#### Directions
Find the word "false" in the listing; pull out each line holding it.

Collected data entries
________

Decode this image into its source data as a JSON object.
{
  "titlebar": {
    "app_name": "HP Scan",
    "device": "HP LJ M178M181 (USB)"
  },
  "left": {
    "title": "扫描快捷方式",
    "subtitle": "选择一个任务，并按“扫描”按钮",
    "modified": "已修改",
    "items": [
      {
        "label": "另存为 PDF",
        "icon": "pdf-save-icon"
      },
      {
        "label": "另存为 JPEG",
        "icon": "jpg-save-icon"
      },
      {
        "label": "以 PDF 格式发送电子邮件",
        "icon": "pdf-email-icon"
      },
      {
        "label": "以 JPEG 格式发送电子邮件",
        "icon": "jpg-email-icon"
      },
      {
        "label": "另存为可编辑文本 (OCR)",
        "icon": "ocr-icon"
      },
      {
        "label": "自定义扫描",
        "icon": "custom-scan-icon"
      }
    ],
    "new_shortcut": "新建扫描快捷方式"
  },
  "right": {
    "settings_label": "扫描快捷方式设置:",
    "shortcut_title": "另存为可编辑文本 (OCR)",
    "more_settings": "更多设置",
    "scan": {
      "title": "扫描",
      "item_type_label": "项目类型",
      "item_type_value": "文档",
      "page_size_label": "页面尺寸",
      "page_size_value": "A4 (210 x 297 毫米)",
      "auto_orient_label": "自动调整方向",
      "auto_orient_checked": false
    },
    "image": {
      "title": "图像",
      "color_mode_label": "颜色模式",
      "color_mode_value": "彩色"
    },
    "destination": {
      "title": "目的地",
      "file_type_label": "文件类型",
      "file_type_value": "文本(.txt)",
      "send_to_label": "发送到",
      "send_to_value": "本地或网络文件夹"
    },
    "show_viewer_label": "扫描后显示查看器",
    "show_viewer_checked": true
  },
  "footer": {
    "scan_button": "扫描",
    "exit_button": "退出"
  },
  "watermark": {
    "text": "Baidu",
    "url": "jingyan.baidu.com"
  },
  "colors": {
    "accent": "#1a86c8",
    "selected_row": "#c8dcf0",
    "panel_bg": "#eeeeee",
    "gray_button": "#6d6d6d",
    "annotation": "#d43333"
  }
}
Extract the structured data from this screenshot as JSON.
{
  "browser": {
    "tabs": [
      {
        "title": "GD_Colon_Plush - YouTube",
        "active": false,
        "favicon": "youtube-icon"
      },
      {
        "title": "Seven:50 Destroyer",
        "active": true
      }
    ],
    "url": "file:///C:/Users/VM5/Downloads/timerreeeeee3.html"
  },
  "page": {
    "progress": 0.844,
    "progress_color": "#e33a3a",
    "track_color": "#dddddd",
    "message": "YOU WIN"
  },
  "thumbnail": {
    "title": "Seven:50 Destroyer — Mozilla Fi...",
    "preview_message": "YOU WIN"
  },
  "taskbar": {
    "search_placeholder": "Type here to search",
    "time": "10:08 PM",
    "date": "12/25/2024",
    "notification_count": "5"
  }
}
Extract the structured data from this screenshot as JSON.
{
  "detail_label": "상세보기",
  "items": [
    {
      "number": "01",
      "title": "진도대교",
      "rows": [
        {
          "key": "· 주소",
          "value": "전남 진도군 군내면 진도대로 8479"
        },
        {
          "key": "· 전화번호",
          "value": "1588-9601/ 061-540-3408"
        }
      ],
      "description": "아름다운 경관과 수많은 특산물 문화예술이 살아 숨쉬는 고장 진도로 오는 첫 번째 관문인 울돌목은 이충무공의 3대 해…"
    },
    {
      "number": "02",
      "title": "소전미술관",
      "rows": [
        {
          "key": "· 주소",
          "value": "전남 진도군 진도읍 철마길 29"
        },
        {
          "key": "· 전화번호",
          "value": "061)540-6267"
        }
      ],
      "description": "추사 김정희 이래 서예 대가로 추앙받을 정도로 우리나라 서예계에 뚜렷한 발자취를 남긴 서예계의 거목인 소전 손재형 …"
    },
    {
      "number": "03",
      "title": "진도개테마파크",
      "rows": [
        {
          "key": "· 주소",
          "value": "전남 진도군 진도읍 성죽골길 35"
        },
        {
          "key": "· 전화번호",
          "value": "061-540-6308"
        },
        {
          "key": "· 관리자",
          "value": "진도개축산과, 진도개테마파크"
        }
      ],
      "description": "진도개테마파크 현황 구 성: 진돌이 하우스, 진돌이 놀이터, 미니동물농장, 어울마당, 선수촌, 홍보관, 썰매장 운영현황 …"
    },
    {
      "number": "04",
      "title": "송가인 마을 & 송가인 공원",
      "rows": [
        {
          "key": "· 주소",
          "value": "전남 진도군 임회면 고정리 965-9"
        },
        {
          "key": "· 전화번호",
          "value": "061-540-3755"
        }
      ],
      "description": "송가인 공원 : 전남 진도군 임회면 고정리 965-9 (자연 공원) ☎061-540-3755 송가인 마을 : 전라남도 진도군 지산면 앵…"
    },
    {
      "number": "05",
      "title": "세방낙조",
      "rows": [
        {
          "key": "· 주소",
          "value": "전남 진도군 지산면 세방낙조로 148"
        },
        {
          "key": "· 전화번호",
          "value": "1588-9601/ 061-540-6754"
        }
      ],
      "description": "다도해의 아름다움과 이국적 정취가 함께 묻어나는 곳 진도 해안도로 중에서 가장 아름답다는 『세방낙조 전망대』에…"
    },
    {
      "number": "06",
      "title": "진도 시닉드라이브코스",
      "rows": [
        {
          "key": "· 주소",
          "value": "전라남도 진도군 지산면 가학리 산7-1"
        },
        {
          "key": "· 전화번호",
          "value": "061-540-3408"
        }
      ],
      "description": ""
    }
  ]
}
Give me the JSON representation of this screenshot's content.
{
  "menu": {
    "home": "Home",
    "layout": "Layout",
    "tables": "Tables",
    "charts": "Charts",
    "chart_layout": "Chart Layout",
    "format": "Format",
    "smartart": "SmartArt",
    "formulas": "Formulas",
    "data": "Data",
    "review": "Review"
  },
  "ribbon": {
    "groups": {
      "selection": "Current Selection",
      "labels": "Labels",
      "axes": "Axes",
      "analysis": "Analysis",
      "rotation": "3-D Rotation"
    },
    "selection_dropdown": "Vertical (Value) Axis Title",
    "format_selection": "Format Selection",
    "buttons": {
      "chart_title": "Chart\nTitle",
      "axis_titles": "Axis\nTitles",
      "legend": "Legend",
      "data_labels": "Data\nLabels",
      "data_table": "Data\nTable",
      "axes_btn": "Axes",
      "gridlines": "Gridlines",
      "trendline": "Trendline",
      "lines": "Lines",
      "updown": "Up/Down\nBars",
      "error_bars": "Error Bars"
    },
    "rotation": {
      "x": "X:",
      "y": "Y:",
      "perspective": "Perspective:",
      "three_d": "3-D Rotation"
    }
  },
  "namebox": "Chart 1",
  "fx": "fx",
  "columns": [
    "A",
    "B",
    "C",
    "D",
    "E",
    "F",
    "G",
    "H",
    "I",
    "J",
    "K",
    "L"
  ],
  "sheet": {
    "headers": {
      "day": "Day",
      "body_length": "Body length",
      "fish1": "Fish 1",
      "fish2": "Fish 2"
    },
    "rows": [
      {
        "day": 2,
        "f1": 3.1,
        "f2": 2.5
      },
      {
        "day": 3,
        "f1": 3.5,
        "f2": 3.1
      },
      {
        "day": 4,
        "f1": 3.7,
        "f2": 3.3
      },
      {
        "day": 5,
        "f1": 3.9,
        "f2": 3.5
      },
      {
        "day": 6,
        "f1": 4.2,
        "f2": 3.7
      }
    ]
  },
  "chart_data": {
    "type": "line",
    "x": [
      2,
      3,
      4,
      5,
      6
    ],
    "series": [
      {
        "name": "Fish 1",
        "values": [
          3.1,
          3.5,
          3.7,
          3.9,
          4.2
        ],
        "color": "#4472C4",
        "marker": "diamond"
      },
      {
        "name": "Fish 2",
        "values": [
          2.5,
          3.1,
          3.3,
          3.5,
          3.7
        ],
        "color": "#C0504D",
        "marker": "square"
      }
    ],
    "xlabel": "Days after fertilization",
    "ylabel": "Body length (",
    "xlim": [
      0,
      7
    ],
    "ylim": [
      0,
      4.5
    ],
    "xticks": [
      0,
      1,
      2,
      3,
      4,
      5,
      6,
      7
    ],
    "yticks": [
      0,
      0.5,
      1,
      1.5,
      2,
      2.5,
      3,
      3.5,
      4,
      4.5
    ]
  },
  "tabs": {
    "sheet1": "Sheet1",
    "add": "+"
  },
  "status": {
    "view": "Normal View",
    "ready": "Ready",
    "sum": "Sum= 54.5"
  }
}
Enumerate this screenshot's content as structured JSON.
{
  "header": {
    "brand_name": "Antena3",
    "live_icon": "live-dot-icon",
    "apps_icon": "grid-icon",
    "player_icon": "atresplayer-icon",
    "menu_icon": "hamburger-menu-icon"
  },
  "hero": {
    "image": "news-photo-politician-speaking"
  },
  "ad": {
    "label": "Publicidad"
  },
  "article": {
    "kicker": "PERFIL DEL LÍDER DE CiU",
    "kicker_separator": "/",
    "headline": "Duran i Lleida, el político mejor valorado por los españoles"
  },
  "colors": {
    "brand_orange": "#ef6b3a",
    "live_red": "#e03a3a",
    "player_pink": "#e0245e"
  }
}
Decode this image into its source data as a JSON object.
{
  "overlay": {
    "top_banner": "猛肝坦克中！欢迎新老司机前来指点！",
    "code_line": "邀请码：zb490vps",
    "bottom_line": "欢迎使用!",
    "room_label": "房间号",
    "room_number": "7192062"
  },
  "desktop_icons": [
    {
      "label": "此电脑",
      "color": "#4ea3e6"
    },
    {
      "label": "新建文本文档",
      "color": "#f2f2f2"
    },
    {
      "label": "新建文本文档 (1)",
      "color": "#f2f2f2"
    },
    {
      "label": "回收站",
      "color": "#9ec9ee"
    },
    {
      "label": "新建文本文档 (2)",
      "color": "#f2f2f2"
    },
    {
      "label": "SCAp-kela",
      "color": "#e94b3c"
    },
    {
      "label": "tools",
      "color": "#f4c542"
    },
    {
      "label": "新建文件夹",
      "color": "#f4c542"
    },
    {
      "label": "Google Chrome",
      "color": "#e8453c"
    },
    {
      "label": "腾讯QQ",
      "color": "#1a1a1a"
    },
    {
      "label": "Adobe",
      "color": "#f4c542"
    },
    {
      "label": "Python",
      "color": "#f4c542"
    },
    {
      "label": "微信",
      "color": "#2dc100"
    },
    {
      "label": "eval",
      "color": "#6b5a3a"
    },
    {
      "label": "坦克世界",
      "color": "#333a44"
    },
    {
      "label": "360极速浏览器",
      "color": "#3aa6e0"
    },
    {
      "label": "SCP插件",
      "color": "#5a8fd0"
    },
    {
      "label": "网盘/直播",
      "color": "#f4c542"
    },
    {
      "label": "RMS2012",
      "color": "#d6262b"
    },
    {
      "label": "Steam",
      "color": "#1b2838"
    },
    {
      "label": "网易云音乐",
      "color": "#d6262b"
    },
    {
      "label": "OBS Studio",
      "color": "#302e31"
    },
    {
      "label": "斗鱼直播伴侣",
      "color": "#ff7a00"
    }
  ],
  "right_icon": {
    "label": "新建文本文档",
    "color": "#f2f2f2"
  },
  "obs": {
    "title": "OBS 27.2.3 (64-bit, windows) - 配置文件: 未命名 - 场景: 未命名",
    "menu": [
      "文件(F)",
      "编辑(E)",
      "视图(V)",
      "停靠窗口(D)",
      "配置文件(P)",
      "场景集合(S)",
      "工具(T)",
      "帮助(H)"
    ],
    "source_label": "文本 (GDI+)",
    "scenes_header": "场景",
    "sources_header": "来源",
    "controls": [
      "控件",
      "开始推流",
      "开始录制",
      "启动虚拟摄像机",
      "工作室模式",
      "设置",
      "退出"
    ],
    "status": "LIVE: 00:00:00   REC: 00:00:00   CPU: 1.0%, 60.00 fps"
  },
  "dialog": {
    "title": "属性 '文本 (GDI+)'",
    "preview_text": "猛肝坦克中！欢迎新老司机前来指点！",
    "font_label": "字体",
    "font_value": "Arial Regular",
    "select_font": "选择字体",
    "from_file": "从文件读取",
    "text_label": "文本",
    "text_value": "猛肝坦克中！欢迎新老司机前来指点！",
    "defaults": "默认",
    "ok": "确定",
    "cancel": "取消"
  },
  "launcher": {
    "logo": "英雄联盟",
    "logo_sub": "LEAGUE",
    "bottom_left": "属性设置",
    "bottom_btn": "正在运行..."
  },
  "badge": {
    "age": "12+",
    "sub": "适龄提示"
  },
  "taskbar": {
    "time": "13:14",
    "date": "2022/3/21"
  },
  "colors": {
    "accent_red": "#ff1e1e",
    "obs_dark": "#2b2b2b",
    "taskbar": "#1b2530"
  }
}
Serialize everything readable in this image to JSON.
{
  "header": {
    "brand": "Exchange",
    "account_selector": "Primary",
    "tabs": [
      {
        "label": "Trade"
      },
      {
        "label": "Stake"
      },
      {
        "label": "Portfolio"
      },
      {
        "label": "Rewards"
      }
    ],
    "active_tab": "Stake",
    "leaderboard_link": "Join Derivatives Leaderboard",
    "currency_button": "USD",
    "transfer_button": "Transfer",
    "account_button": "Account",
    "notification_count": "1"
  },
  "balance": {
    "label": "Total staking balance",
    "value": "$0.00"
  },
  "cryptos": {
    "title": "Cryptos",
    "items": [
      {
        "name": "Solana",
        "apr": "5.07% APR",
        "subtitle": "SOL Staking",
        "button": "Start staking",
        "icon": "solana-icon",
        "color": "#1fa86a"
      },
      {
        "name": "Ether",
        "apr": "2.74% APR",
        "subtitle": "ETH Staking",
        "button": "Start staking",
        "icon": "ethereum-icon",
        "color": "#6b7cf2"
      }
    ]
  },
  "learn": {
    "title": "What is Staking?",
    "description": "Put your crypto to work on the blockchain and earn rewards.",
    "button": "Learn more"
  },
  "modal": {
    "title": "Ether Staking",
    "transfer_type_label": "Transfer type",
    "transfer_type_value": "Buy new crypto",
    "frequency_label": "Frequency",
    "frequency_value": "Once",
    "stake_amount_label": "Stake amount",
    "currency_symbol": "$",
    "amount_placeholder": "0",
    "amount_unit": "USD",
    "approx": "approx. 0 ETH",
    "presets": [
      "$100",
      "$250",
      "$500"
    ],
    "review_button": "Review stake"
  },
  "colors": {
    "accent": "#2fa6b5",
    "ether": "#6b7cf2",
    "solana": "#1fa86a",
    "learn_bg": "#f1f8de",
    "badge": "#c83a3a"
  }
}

________

#### Right answer
      "auto_orient_checked": false
        "active": false,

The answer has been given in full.